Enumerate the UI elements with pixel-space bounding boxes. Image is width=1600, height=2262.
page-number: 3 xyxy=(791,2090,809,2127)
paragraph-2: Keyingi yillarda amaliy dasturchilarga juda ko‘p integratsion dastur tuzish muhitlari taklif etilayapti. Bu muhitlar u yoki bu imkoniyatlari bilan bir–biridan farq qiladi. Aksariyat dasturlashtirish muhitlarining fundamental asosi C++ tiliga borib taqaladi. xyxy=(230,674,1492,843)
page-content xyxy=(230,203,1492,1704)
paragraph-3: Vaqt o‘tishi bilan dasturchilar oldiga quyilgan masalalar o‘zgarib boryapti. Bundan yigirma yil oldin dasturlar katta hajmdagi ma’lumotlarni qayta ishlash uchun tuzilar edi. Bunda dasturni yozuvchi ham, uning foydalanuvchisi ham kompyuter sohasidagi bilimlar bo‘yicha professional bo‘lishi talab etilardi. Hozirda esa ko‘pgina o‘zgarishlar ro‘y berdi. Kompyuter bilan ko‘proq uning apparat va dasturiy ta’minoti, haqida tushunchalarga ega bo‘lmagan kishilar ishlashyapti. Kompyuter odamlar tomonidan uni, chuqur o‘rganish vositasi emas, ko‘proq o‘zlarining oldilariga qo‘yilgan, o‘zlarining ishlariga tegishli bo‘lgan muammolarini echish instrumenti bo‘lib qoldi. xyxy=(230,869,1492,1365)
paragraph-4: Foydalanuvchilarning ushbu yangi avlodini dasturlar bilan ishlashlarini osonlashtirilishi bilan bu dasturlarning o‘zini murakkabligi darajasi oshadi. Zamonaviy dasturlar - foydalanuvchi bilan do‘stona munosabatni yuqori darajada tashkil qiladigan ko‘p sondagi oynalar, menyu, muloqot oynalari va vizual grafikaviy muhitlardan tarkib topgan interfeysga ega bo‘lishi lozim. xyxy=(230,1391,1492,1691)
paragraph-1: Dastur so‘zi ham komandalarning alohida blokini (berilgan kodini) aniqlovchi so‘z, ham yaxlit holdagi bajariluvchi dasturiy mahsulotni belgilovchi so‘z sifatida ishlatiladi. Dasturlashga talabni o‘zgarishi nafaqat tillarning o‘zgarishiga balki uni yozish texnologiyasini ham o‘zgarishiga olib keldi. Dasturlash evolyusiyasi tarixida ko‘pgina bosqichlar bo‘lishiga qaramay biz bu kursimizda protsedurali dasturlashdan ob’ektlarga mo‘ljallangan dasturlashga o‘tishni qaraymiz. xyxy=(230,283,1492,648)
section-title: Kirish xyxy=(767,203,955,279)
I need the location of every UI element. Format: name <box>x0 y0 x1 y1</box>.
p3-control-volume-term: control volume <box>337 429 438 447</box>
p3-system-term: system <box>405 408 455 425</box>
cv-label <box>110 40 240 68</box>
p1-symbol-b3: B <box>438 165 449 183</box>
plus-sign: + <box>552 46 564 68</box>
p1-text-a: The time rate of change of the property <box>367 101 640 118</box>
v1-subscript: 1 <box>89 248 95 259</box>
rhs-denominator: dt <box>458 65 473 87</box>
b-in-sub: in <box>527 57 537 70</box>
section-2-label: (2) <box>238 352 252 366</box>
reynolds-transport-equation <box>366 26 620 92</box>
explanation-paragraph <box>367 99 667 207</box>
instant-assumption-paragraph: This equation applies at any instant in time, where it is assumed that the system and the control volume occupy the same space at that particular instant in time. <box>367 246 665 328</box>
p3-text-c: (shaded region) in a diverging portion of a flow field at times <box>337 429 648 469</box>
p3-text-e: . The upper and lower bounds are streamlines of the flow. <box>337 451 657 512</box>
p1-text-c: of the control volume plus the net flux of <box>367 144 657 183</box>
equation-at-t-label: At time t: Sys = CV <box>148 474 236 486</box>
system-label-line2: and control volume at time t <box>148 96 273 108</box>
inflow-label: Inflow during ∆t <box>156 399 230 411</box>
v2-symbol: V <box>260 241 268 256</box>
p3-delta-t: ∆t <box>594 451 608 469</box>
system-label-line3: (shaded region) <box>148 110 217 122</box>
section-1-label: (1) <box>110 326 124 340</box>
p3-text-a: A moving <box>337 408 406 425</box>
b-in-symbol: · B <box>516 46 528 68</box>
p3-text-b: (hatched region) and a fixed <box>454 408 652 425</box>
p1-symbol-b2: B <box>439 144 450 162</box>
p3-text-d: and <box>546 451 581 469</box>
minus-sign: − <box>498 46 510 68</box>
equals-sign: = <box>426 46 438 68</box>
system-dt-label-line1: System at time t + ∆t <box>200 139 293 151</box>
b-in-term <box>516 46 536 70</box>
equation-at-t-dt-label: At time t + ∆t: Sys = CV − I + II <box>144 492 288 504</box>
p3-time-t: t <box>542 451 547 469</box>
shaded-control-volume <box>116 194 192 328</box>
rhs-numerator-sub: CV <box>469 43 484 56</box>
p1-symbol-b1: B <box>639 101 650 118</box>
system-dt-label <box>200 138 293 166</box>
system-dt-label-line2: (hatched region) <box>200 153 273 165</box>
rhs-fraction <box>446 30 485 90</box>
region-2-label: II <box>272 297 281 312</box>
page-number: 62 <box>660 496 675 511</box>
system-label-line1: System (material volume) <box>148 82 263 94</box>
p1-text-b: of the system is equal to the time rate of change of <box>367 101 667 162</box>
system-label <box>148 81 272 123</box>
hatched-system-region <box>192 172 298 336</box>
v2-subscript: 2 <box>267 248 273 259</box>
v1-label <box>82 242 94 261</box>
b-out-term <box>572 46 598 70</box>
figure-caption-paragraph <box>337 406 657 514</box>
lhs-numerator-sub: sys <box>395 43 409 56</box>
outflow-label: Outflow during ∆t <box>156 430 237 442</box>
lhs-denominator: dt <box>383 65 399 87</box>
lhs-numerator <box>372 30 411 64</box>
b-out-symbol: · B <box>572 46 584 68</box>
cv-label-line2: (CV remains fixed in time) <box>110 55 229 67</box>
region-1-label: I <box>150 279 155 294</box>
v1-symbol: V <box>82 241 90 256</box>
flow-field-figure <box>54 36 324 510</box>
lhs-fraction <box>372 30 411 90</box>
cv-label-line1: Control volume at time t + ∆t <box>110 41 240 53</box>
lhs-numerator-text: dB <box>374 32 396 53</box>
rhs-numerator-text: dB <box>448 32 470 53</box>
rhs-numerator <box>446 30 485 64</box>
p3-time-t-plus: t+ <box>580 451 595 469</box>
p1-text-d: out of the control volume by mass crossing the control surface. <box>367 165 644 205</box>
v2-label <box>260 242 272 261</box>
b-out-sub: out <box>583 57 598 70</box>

● ● ● ● ● ● ●

> _TASK REQUIREMENTS_
Format the listing from its first line up to and including the line containing "page-content xyxy=(230,203,1492,1704)" as a JSON list of strings, one string per line, omitting any blank lines.

> _SOLUTION FOR THIS EXERCISE_
[
  "Enumerate the UI elements with pixel-space bounding boxes. Image is width=1600, height=2262.",
  "page-number: 3 xyxy=(791,2090,809,2127)",
  "paragraph-2: Keyingi yillarda amaliy dasturchilarga juda ko‘p integratsion dastur tuzish muhitlari taklif etilayapti. Bu muhitlar u yoki bu imkoniyatlari bilan bir–biridan farq qiladi. Aksariyat dasturlashtirish muhitlarining fundamental asosi C++ tiliga borib taqaladi. xyxy=(230,674,1492,843)",
  "page-content xyxy=(230,203,1492,1704)"
]